» GIVEN INFORMATION
────
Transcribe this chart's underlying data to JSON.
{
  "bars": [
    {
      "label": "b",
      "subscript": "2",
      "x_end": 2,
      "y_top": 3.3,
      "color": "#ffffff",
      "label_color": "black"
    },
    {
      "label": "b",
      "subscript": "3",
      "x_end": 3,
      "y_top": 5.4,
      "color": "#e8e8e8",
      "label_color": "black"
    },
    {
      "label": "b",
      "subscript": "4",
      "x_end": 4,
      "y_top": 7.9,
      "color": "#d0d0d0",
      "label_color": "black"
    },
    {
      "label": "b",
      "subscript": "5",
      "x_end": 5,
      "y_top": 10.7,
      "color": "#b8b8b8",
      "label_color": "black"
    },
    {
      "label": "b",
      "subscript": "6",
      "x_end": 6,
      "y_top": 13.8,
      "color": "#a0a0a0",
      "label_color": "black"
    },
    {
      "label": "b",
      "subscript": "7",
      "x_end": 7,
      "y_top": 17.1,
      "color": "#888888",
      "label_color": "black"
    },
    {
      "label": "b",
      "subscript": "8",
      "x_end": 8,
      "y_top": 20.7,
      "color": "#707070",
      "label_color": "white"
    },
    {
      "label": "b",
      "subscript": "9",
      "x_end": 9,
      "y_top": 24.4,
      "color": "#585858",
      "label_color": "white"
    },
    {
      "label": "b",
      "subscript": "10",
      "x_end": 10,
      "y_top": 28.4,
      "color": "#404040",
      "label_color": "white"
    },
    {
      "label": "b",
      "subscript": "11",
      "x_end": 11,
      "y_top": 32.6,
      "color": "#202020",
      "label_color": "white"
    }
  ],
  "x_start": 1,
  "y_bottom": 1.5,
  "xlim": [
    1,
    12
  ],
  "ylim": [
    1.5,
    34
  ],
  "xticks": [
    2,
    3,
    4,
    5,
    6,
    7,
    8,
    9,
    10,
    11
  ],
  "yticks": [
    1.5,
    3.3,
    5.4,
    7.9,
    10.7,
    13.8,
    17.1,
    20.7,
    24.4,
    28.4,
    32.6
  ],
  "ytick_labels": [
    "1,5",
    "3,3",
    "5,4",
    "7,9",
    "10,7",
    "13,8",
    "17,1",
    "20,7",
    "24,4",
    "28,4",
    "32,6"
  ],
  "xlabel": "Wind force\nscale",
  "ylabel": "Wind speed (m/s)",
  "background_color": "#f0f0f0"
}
────
» PROBLEM TO WORK ON
Gather each line of the listing containing the word "Wind" and show it.

» RESPONSE FOR THIS EXERCISE
  "xlabel": "Wind force\nscale",
  "ylabel": "Wind speed (m/s)",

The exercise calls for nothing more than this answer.